§ TASK TO COMPLETE: In the listing that follows, how many lines contain "this"? Give the number only.

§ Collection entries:
# # # # # # #

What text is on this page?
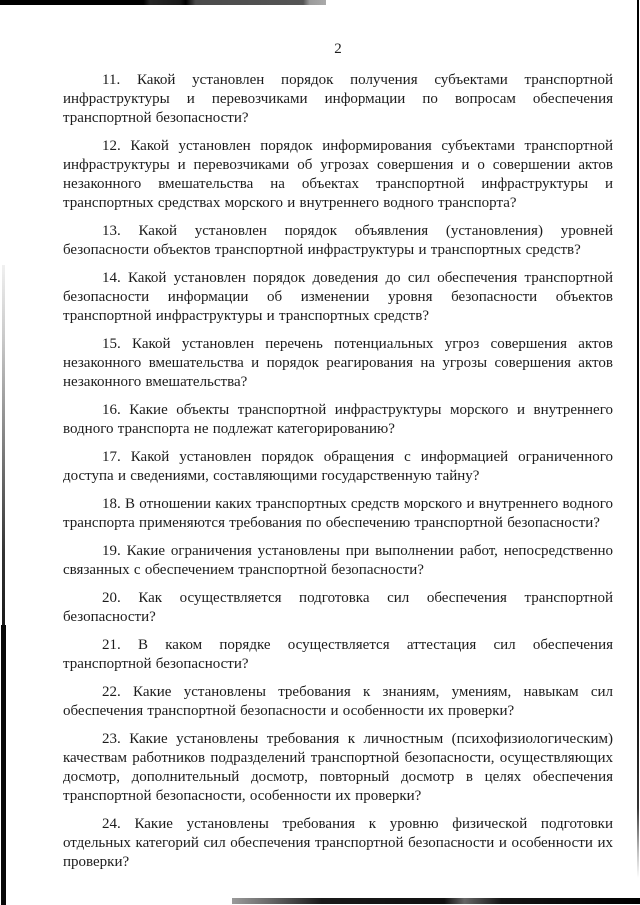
2

11. Какой установлен порядок получения субъектами транспортной инфраструктуры и перевозчиками информации по вопросам обеспечения транспортной безопасности?

12. Какой установлен порядок информирования субъектами транспортной инфраструктуры и перевозчиками об угрозах совершения и о совершении актов незаконного вмешательства на объектах транспортной инфраструктуры и транспортных средствах морского и внутреннего водного транспорта?

13. Какой установлен порядок объявления (установления) уровней безопасности объектов транспортной инфраструктуры и транспортных средств?

14. Какой установлен порядок доведения до сил обеспечения транспортной безопасности информации об изменении уровня безопасности объектов транспортной инфраструктуры и транспортных средств?

15. Какой установлен перечень потенциальных угроз совершения актов незаконного вмешательства и порядок реагирования на угрозы совершения актов незаконного вмешательства?

16. Какие объекты транспортной инфраструктуры морского и внутреннего водного транспорта не подлежат категорированию?

17. Какой установлен порядок обращения с информацией ограниченного доступа и сведениями, составляющими государственную тайну?

18. В отношении каких транспортных средств морского и внутреннего водного транспорта применяются требования по обеспечению транспортной безопасности?

19. Какие ограничения установлены при выполнении работ, непосредственно связанных с обеспечением транспортной безопасности?

20. Как осуществляется подготовка сил обеспечения транспортной безопасности?

21. В каком порядке осуществляется аттестация сил обеспечения транспортной безопасности?

22. Какие установлены требования к знаниям, умениям, навыкам сил обеспечения транспортной безопасности и особенности их проверки?

23. Какие установлены требования к личностным (психофизиологическим) качествам работников подразделений транспортной безопасности, осуществляющих досмотр, дополнительный досмотр, повторный досмотр в целях обеспечения транспортной безопасности, особенности их проверки?

24. Какие установлены требования к уровню физической подготовки отдельных категорий сил обеспечения транспортной безопасности и особенности их проверки?
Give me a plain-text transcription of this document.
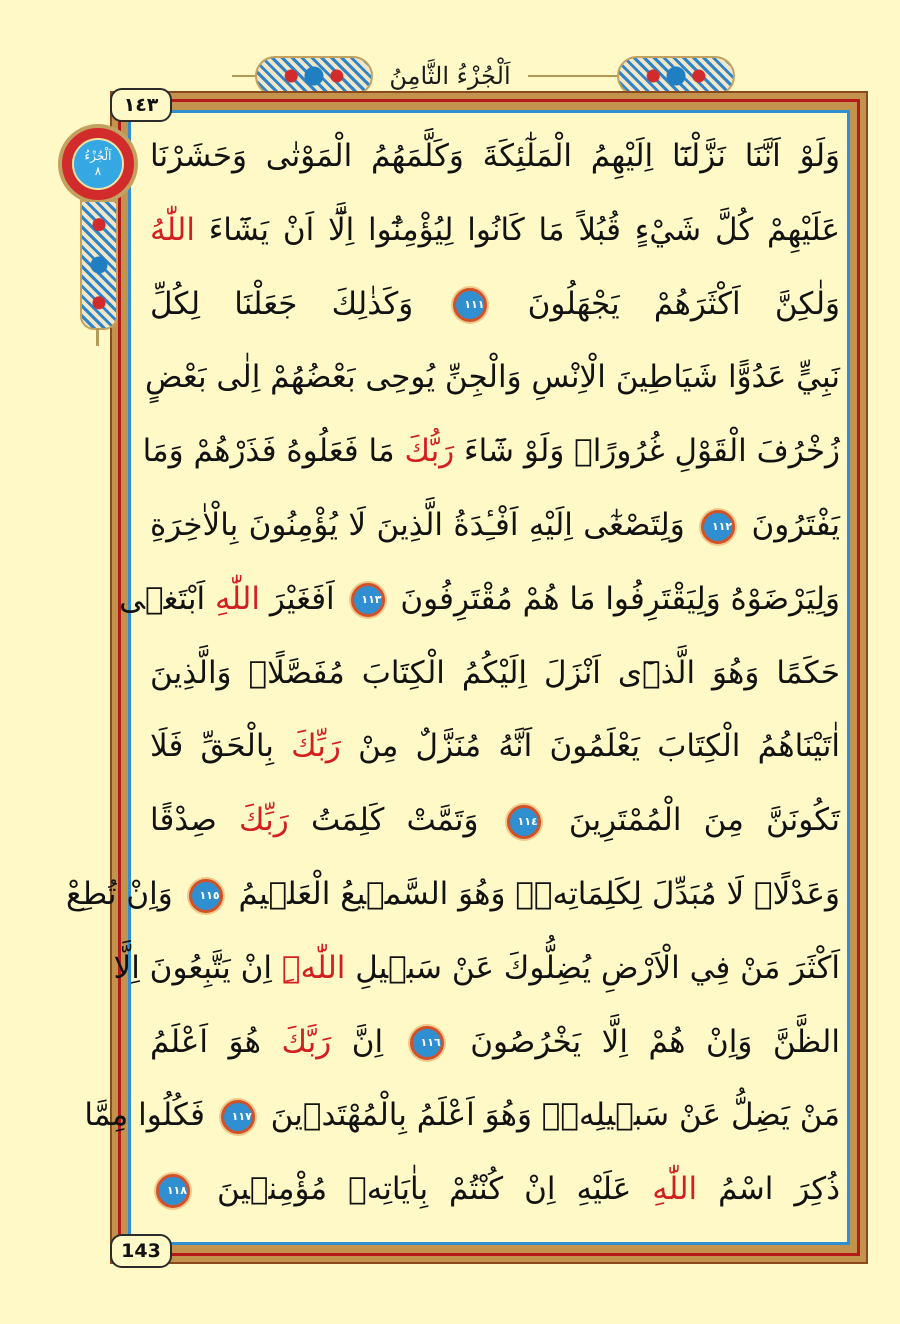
اَلْجُزْءُ الثَّامِنُ
اَلْجُزْءُ
٨
١٤٣
143
وَلَوْ اَنَّنَا نَزَّلْنَٓا اِلَيْهِمُ الْمَلٰٓئِكَةَ وَكَلَّمَهُمُ الْمَوْتٰى وَحَشَرْنَا
عَلَيْهِمْ كُلَّ شَيْءٍ قُبُلاً مَا كَانُوا لِيُؤْمِنُٓوا اِلَّٓا اَنْ يَشَٓاءَ اللّٰهُ
وَلٰكِنَّ اَكْثَرَهُمْ يَجْهَلُونَ ١١١ وَكَذٰلِكَ جَعَلْنَا لِكُلِّ
نَبِيٍّ عَدُوًّا شَيَاطِينَ الْاِنْسِ وَالْجِنِّ يُوحِى بَعْضُهُمْ اِلٰى بَعْضٍ
زُخْرُفَ الْقَوْلِ غُرُورًاۜ وَلَوْ شَٓاءَ رَبُّكَ مَا فَعَلُوهُ فَذَرْهُمْ وَمَا
يَفْتَرُونَ ١١٢ وَلِتَصْغٰٓى اِلَيْهِ اَفْـِٔدَةُ الَّذِينَ لَا يُؤْمِنُونَ بِالْاٰخِرَةِ
وَلِيَرْضَوْهُ وَلِيَقْتَرِفُوا مَا هُمْ مُقْتَرِفُونَ ١١٣ اَفَغَيْرَ اللّٰهِ اَبْتَغٖى
حَكَمًا وَهُوَ الَّذٖٓى اَنْزَلَ اِلَيْكُمُ الْكِتَابَ مُفَصَّلًاۜ وَالَّذِينَ
اٰتَيْنَاهُمُ الْكِتَابَ يَعْلَمُونَ اَنَّهُ مُنَزَّلٌ مِنْ رَبِّكَ بِالْحَقِّ فَلَا
تَكُونَنَّ مِنَ الْمُمْتَرِينَ ١١٤ وَتَمَّتْ كَلِمَتُ رَبِّكَ صِدْقًا
وَعَدْلًاۜ لَا مُبَدِّلَ لِكَلِمَاتِهٖۚ وَهُوَ السَّمٖيعُ الْعَلٖيمُ ١١٥ وَاِنْ تُطِعْ
اَكْثَرَ مَنْ فِي الْاَرْضِ يُضِلُّوكَ عَنْ سَبٖيلِ اللّٰهِۜ اِنْ يَتَّبِعُونَ اِلَّا
الظَّنَّ وَاِنْ هُمْ اِلَّا يَخْرُصُونَ ١١٦ اِنَّ رَبَّكَ هُوَ اَعْلَمُ
مَنْ يَضِلُّ عَنْ سَبٖيلِهٖۚ وَهُوَ اَعْلَمُ بِالْمُهْتَدٖينَ ١١٧ فَكُلُوا مِمَّا
ذُكِرَ اسْمُ اللّٰهِ عَلَيْهِ اِنْ كُنْتُمْ بِاٰيَاتِهٖ مُؤْمِنٖينَ ١١٨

# # # # # # #

§ EXERCISE RESULT: 2